_PROVIDED DATA_.
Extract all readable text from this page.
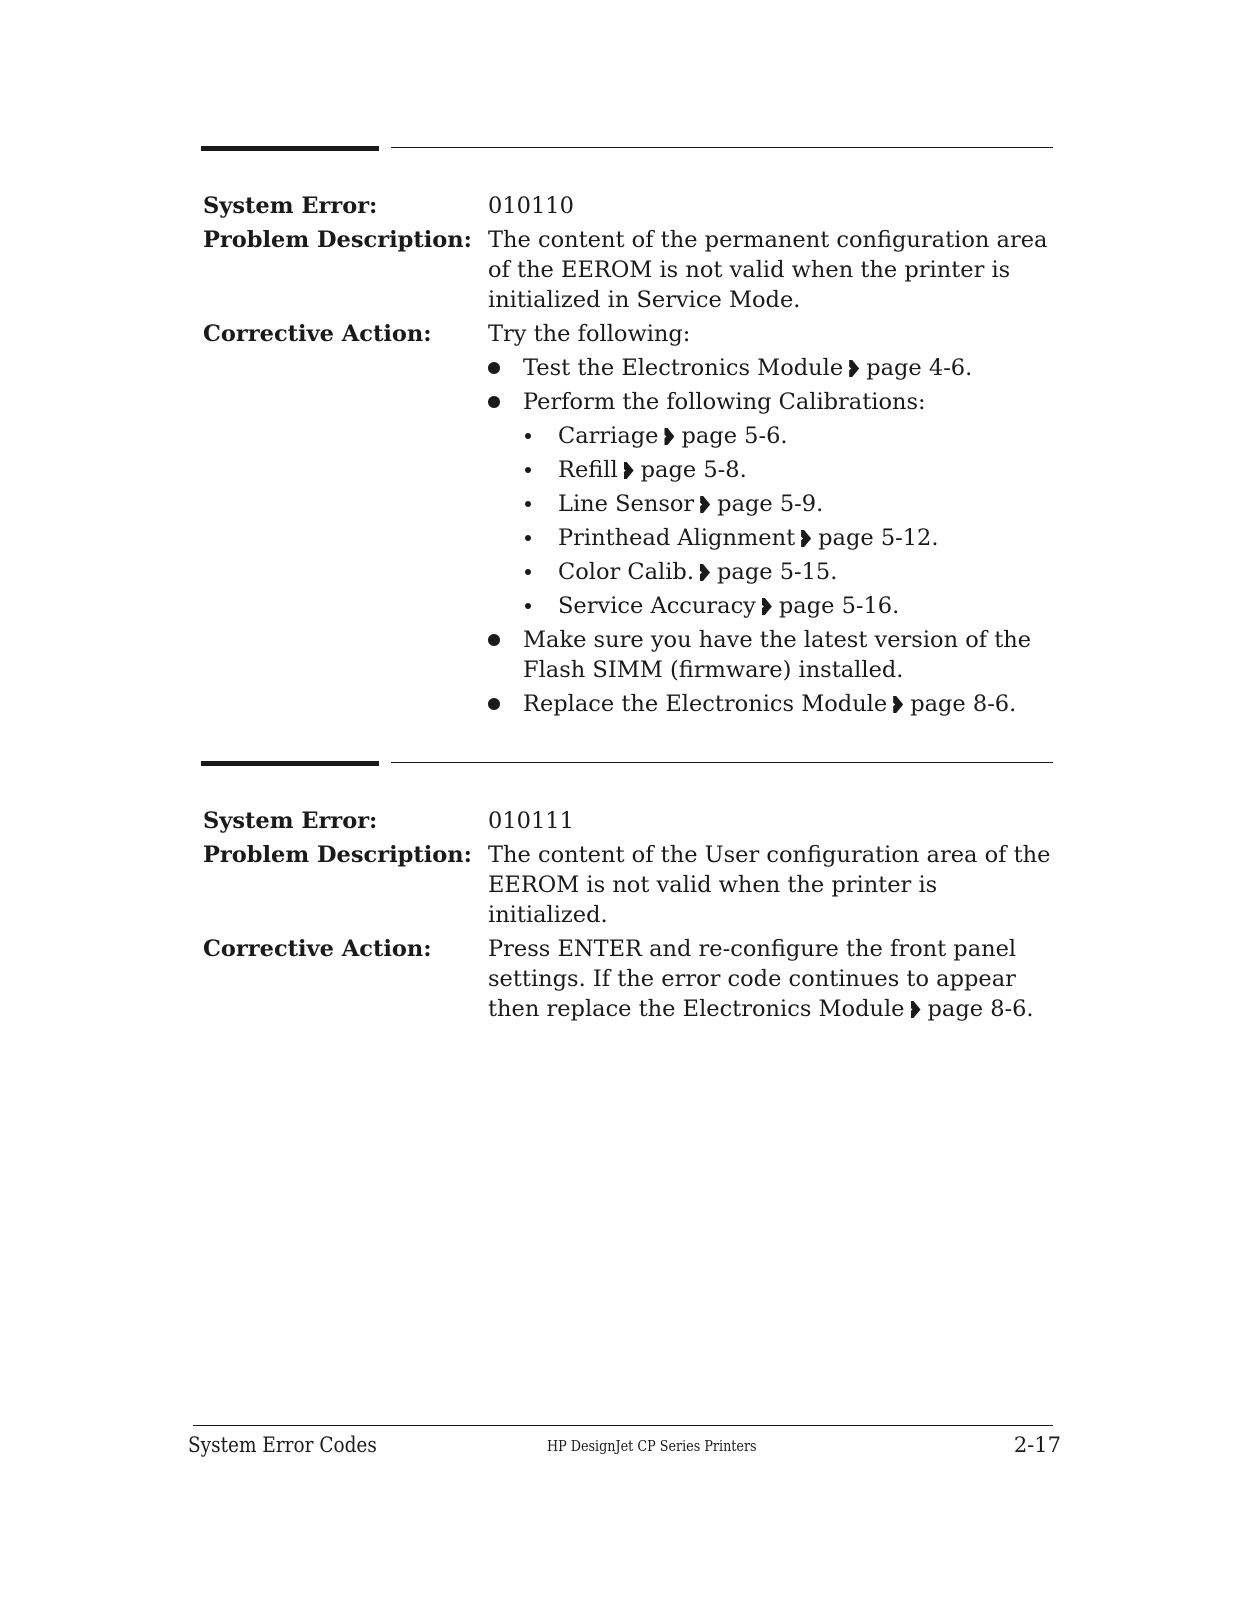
System Error:	010110
Problem Description: The content of the permanent configuration area of the EEROM is not valid when the printer is initialized in Service Mode.
Corrective Action:	Try the following:
Test the Electronics Module page 4-6.
Perform the following Calibrations:
Carriage page 5-6.
Refill page 5-8.
Line Sensor page 5-9.
Printhead Alignment page 5-12.
Color Calib. page 5-15.
Service Accuracy page 5-16.
Make sure you have the latest version of the Flash SIMM (firmware) installed.
Replace the Electronics Module page 8-6.
System Error:	010111
Problem Description: The content of the User configuration area of the EEROM is not valid when the printer is initialized.
Corrective Action:	Press ENTER and re-configure the front panel settings. If the error code continues to appear then replace the Electronics Module page 8-6.
System Error Codes	HP DesignJet CP Series Printers	2-17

_JOB_. Make an exact copy of the data, leaving its pictures out.

_EXERCISE RESULT_.
Extract all readable text from this page.
System Error:	010110
Problem Description: The content of the permanent configuration area of the EEROM is not valid when the printer is initialized in Service Mode.
Corrective Action:	Try the following:
Test the Electronics Module page 4-6.
Perform the following Calibrations:
Carriage page 5-6.
Refill page 5-8.
Line Sensor page 5-9.
Printhead Alignment page 5-12.
Color Calib. page 5-15.
Service Accuracy page 5-16.
Make sure you have the latest version of the Flash SIMM (firmware) installed.
Replace the Electronics Module page 8-6.
System Error:	010111
Problem Description: The content of the User configuration area of the EEROM is not valid when the printer is initialized.
Corrective Action:	Press ENTER and re-configure the front panel settings. If the error code continues to appear then replace the Electronics Module page 8-6.
System Error Codes	HP DesignJet CP Series Printers	2-17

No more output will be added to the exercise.